(Data items)
## BEGIN

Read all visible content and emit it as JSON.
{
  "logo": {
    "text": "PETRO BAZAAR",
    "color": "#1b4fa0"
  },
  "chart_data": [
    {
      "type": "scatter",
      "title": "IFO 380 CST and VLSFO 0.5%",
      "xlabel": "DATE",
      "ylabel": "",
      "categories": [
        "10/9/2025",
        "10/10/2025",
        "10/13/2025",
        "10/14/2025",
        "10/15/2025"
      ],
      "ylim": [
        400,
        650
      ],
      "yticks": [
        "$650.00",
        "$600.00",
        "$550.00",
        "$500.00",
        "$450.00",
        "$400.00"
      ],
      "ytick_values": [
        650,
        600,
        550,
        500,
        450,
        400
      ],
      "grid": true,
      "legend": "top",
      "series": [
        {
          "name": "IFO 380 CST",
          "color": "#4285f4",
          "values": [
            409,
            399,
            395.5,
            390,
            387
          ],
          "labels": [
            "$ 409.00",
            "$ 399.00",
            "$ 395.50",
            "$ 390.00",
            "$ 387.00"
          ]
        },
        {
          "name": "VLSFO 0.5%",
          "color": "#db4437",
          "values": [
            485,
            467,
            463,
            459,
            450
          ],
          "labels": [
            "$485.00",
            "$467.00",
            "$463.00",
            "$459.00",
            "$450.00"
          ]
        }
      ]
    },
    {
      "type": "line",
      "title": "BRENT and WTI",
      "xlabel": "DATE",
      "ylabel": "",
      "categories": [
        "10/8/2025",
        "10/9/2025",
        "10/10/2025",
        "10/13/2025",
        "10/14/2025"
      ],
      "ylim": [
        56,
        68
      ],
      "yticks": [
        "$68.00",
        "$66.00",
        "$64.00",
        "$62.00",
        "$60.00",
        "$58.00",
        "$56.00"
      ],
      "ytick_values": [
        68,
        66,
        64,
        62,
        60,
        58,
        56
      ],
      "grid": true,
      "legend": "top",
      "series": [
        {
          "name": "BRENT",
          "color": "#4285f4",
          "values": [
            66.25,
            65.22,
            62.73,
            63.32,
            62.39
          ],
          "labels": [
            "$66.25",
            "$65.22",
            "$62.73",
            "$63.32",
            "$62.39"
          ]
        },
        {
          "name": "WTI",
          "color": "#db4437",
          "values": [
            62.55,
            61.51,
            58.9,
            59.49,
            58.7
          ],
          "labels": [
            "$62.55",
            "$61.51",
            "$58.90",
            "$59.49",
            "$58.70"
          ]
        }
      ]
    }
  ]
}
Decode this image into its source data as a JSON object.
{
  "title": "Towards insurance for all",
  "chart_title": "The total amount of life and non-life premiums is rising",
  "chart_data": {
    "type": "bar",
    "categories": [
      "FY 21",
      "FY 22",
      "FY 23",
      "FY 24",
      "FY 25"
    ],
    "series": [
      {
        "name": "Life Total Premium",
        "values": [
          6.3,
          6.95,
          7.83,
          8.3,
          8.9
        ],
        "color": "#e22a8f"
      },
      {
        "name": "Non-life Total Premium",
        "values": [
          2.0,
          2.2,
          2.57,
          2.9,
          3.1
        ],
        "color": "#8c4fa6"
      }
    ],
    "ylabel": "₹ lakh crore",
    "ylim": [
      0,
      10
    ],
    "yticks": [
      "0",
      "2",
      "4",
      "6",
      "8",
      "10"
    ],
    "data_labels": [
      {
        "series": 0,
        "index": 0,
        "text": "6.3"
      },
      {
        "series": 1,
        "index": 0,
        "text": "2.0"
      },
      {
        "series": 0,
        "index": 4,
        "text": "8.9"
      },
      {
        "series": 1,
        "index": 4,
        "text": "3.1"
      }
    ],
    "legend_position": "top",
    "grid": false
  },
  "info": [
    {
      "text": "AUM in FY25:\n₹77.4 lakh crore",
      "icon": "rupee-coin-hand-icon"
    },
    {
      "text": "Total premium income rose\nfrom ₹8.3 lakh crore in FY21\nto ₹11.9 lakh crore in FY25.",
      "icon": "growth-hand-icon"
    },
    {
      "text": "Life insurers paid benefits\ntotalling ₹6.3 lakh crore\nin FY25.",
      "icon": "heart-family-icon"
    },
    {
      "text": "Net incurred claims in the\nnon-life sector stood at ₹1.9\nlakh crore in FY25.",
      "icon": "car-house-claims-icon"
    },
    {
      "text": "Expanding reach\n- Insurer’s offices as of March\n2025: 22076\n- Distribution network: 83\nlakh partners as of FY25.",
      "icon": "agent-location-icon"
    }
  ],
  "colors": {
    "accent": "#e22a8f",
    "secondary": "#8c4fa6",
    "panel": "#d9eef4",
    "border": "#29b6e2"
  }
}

## END

Show all lines from the records above where the word "JSON" occurs.

### Result
Read all visible content and emit it as JSON.
Decode this image into its source data as a JSON object.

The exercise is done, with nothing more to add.